═════ Given entries ═════

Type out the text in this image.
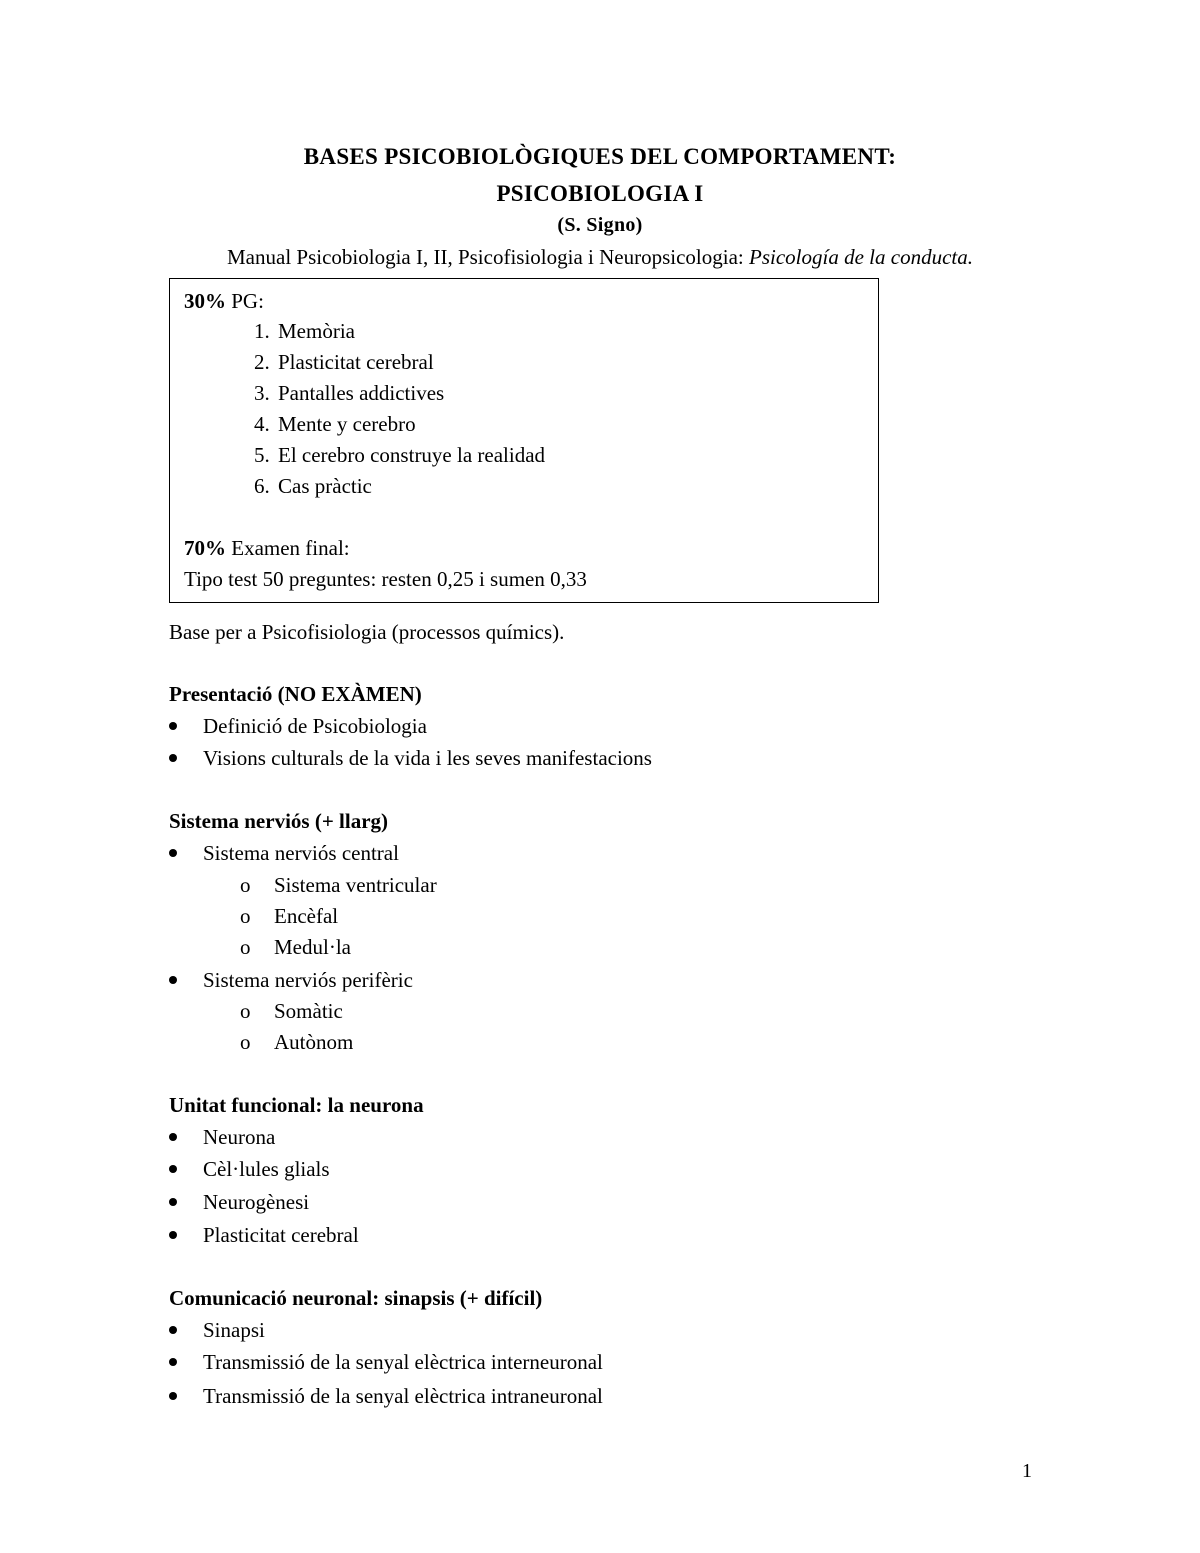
BASES PSICOBIOLÒGIQUES DEL COMPORTAMENT:
PSICOBIOLOGIA I
(S. Signo)
Manual Psicobiologia I, II, Psicofisiologia i Neuropsicologia: Psicología de la conducta.
30% PG:
1. Memòria
2. Plasticitat cerebral
3. Pantalles addictives
4. Mente y cerebro
5. El cerebro construye la realidad
6. Cas pràctic
70% Examen final:
Tipo test 50 preguntes: resten 0,25 i sumen 0,33
Base per a Psicofisiologia (processos químics).
Presentació (NO EXÀMEN)
Definició de Psicobiologia
Visions culturals de la vida i les seves manifestacions
Sistema nerviós (+ llarg)
Sistema nerviós central
o Sistema ventricular
o Encèfal
o Medul·la
Sistema nerviós perifèric
o Somàtic
o Autònom
Unitat funcional: la neurona
Neurona
Cèl·lules glials
Neurogènesi
Plasticitat cerebral
Comunicació neuronal: sinapsis (+ difícil)
Sinapsi
Transmissió de la senyal elèctrica interneuronal
Transmissió de la senyal elèctrica intraneuronal
1
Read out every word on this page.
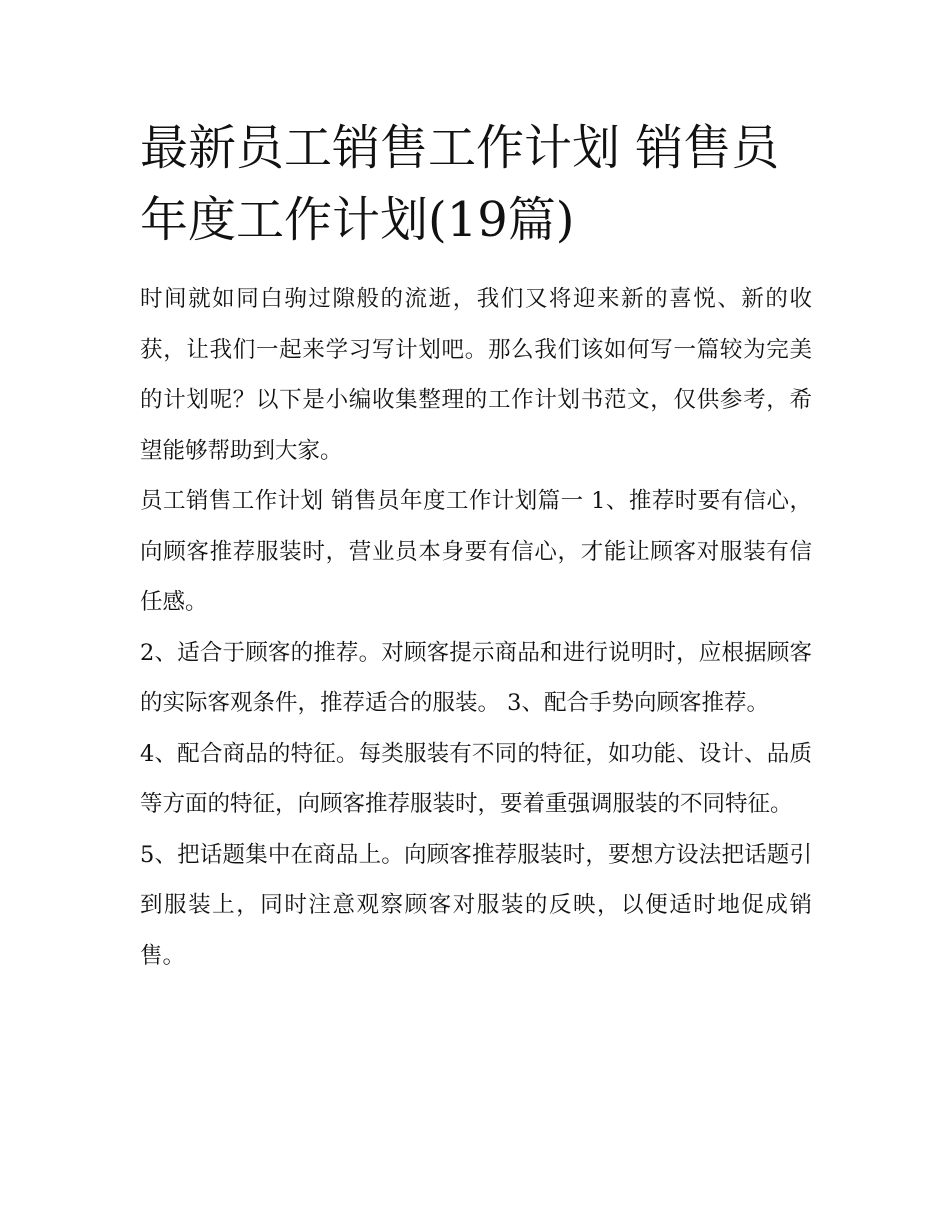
最新员工销售工作计划 销售员年度工作计划(19篇)

时间就如同白驹过隙般的流逝，我们又将迎来新的喜悦、新的收获，让我们一起来学习写计划吧。那么我们该如何写一篇较为完美的计划呢？以下是小编收集整理的工作计划书范文，仅供参考，希望能够帮助到大家。

员工销售工作计划 销售员年度工作计划篇一 1、推荐时要有信心，向顾客推荐服装时，营业员本身要有信心，才能让顾客对服装有信任感。

2、适合于顾客的推荐。对顾客提示商品和进行说明时，应根据顾客的实际客观条件，推荐适合的服装。 3、配合手势向顾客推荐。

4、配合商品的特征。每类服装有不同的特征，如功能、设计、品质等方面的特征，向顾客推荐服装时，要着重强调服装的不同特征。

5、把话题集中在商品上。向顾客推荐服装时，要想方设法把话题引到服装上，同时注意观察顾客对服装的反映，以便适时地促成销售。
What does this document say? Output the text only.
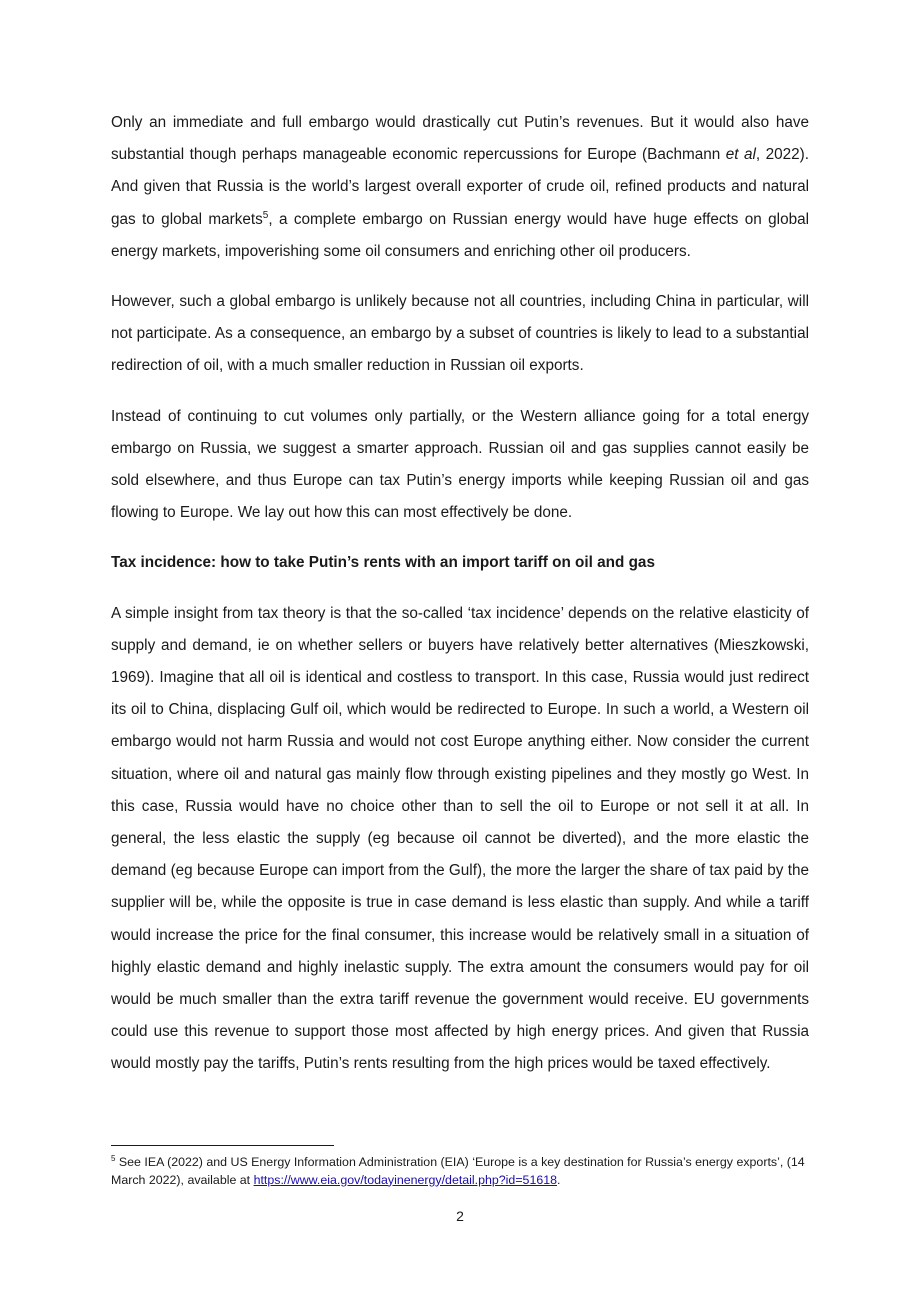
Only an immediate and full embargo would drastically cut Putin’s revenues. But it would also have substantial though perhaps manageable economic repercussions for Europe (Bachmann et al, 2022). And given that Russia is the world’s largest overall exporter of crude oil, refined products and natural gas to global markets$^5$, a complete embargo on Russian energy would have huge effects on global energy markets, impoverishing some oil consumers and enriching other oil producers.

However, such a global embargo is unlikely because not all countries, including China in particular, will not participate. As a consequence, an embargo by a subset of countries is likely to lead to a substantial redirection of oil, with a much smaller reduction in Russian oil exports.

Instead of continuing to cut volumes only partially, or the Western alliance going for a total energy embargo on Russia, we suggest a smarter approach. Russian oil and gas supplies cannot easily be sold elsewhere, and thus Europe can tax Putin’s energy imports while keeping Russian oil and gas flowing to Europe. We lay out how this can most effectively be done.

Tax incidence: how to take Putin’s rents with an import tariff on oil and gas

A simple insight from tax theory is that the so-called ‘tax incidence’ depends on the relative elasticity of supply and demand, ie on whether sellers or buyers have relatively better alternatives (Mieszkowski, 1969). Imagine that all oil is identical and costless to transport. In this case, Russia would just redirect its oil to China, displacing Gulf oil, which would be redirected to Europe. In such a world, a Western oil embargo would not harm Russia and would not cost Europe anything either. Now consider the current situation, where oil and natural gas mainly flow through existing pipelines and they mostly go West. In this case, Russia would have no choice other than to sell the oil to Europe or not sell it at all. In general, the less elastic the supply (eg because oil cannot be diverted), and the more elastic the demand (eg because Europe can import from the Gulf), the more the larger the share of tax paid by the supplier will be, while the opposite is true in case demand is less elastic than supply. And while a tariff would increase the price for the final consumer, this increase would be relatively small in a situation of highly elastic demand and highly inelastic supply. The extra amount the consumers would pay for oil would be much smaller than the extra tariff revenue the government would receive. EU governments could use this revenue to support those most affected by high energy prices. And given that Russia would mostly pay the tariffs, Putin’s rents resulting from the high prices would be taxed effectively.

$^5$ See IEA (2022) and US Energy Information Administration (EIA) ‘Europe is a key destination for Russia’s energy exports’, (14 March 2022), available at https://www.eia.gov/todayinenergy/detail.php?id=51618.
2
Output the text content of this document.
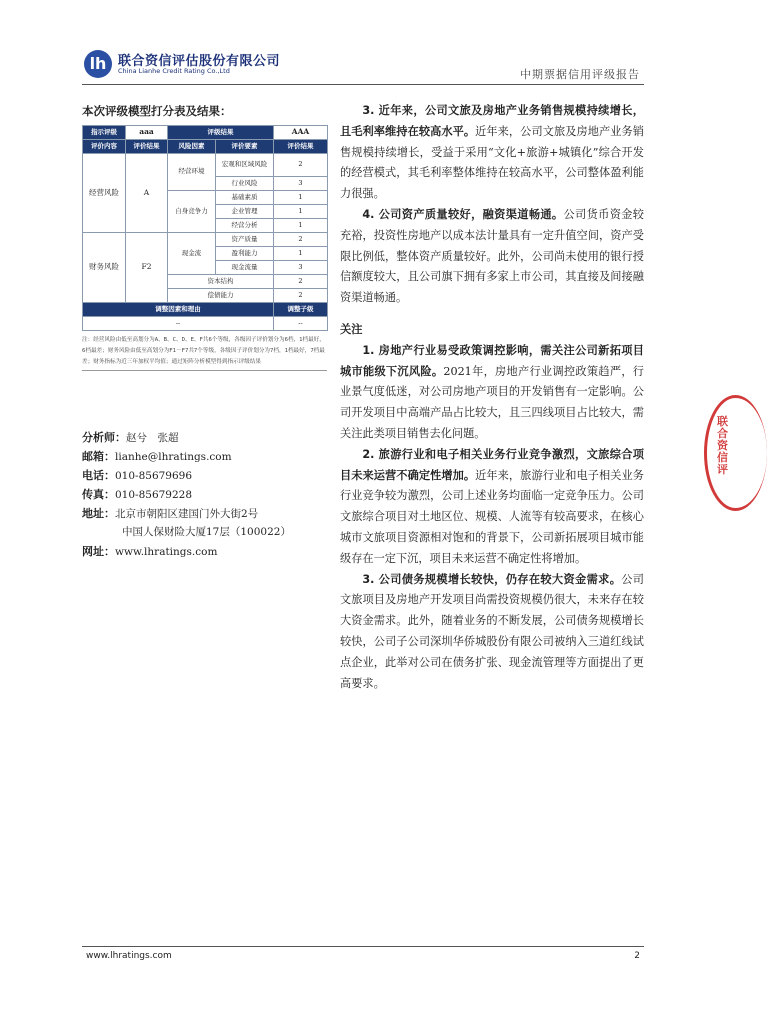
lh 联合资信评估股份有限公司
China Lianhe Credit Rating Co.,Ltd	中期票据信用评级报告
本次评级模型打分表及结果：
指示评级	aaa	评级结果		AAA
评价内容	评价结果	风险因素	评价要素	评价结果
经营风险	A	经营环境	宏观和区域风险	2
			行业风险	3
		自身竞争力	基础素质	1
			企业管理	1
			经营分析	1
财务风险	F2	现金流	资产质量	2
			盈利能力	1
			现金流量	3
		资本结构		2
		偿债能力		2
调整因素和理由				调整子级
--				--
注：经营风险由低至高划分为A、B、C、D、E、F共6个等级，各级因子评价划分为6档，1档最好，6档最差；财务风险由低至高划分为F1－F7共7个等级，各级因子评价划分为7档，1档最好，7档最差；财务指标为近三年加权平均值；通过矩阵分析模型得到指示评级结果
分析师：赵兮　张超
邮箱：lianhe@lhratings.com
电话：010-85679696
传真：010-85679228
地址：北京市朝阳区建国门外大街2号
中国人保财险大厦17层（100022）
网址：www.lhratings.com

3. 近年来，公司文旅及房地产业务销售规模持续增长，且毛利率维持在较高水平。近年来，公司文旅及房地产业务销售规模持续增长，受益于采用“文化+旅游+城镇化”综合开发的经营模式，其毛利率整体维持在较高水平，公司整体盈利能力很强。

4. 公司资产质量较好，融资渠道畅通。公司货币资金较充裕，投资性房地产以成本法计量具有一定升值空间，资产受限比例低，整体资产质量较好。此外，公司尚未使用的银行授信额度较大，且公司旗下拥有多家上市公司，其直接及间接融资渠道畅通。

关注

1. 房地产行业易受政策调控影响，需关注公司新拓项目城市能级下沉风险。2021年，房地产行业调控政策趋严，行业景气度低迷，对公司房地产项目的开发销售有一定影响。公司开发项目中高端产品占比较大，且三四线项目占比较大，需关注此类项目销售去化问题。

2. 旅游行业和电子相关业务行业竞争激烈，文旅综合项目未来运营不确定性增加。近年来，旅游行业和电子相关业务行业竞争较为激烈，公司上述业务均面临一定竞争压力。公司文旅综合项目对土地区位、规模、人流等有较高要求，在核心城市文旅项目资源相对饱和的背景下，公司新拓展项目城市能级存在一定下沉，项目未来运营不确定性将增加。

3. 公司债务规模增长较快，仍存在较大资金需求。公司文旅项目及房地产开发项目尚需投资规模仍很大，未来存在较大资金需求。此外，随着业务的不断发展，公司债务规模增长较快，公司子公司深圳华侨城股份有限公司被纳入三道红线试点企业，此举对公司在债务扩张、现金流管理等方面提出了更高要求。

联合资信评
www.lhratings.com	2
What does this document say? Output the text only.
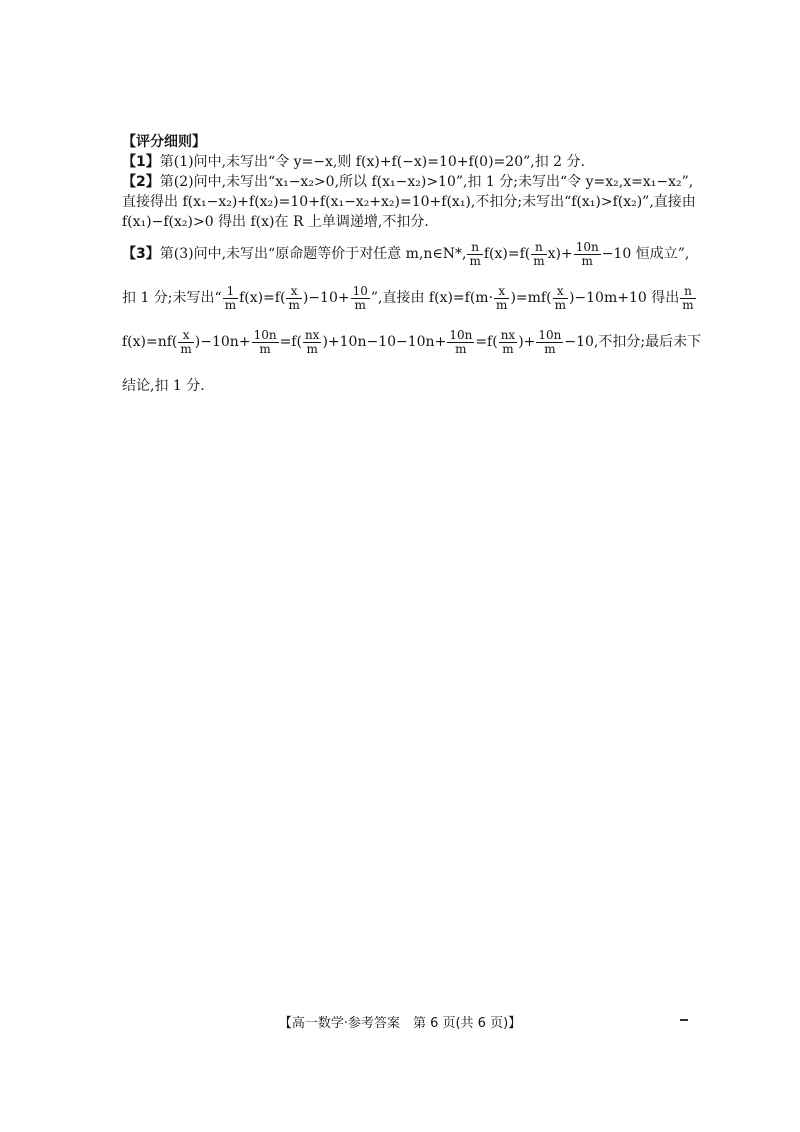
【评分细则】
【1】第(1)问中,未写出“令 y=−x,则 f(x)+f(−x)=10+f(0)=20”,扣 2 分.
【2】第(2)问中,未写出“x₁−x₂>0,所以 f(x₁−x₂)>10”,扣 1 分;未写出“令 y=x₂,x=x₁−x₂”,直接得出 f(x₁−x₂)+f(x₂)=10+f(x₁−x₂+x₂)=10+f(x₁),不扣分;未写出“f(x₁)>f(x₂)”,直接由 f(x₁)−f(x₂)>0 得出 f(x)在 R 上单调递增,不扣分.
【3】第(3)问中,未写出“原命题等价于对任意 m,n∈N*, $\frac{n}{m} f(x)=f( \frac{n}{m} x)+ \frac{10n}{m} -10$ 恒成立”,扣 1 分;未写出“ $\frac{1}{m} f(x)=f( \frac{x}{m} )-10+ \frac{10}{m}$ ”,直接由 $f(x)=f(m\cdot \frac{x}{m} )=mf( \frac{x}{m} )-10m+10$ 得出 $\frac{n}{m}$
$f(x)=nf( \frac{x}{m} )-10n+ \frac{10n}{m} =f( \frac{nx}{m} )+10n-10-10n+ \frac{10n}{m} =f( \frac{nx}{m}$ )+ $\frac{10n}{m} -10$,不扣分;最后未下结论,扣 1 分.
【高一数学·参考答案　第 6 页(共 6 页)】
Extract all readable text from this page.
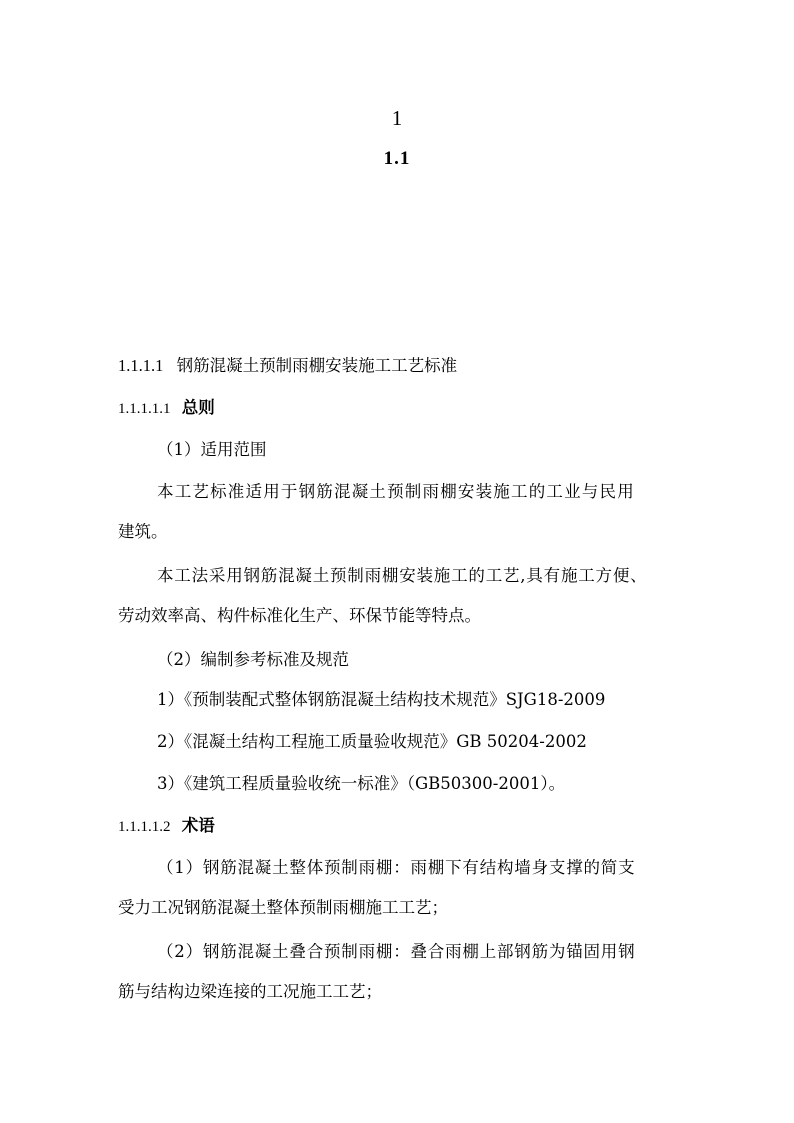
1
1.1
1.1.1.1 钢筋混凝土预制雨棚安装施工工艺标准
1.1.1.1.1 总则
（1）适用范围
本工艺标准适用于钢筋混凝土预制雨棚安装施工的工业与民用
建筑。
本工法采用钢筋混凝土预制雨棚安装施工的工艺,具有施工方便、
劳动效率高、构件标准化生产、环保节能等特点。
（2）编制参考标准及规范
1）《预制装配式整体钢筋混凝土结构技术规范》SJG18-2009
2）《混凝土结构工程施工质量验收规范》GB 50204-2002
3）《建筑工程质量验收统一标准》（GB50300-2001）。
1.1.1.1.2 术语
（1）钢筋混凝土整体预制雨棚：雨棚下有结构墙身支撑的简支
受力工况钢筋混凝土整体预制雨棚施工工艺；
（2）钢筋混凝土叠合预制雨棚：叠合雨棚上部钢筋为锚固用钢
筋与结构边梁连接的工况施工工艺；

═════

◆ **Prompt**
List every line above containing the word "lhratings".

◆ **Exercise output**
邮箱：lianhe@lhratings.com
网址：www.lhratings.com
www.lhratings.com	2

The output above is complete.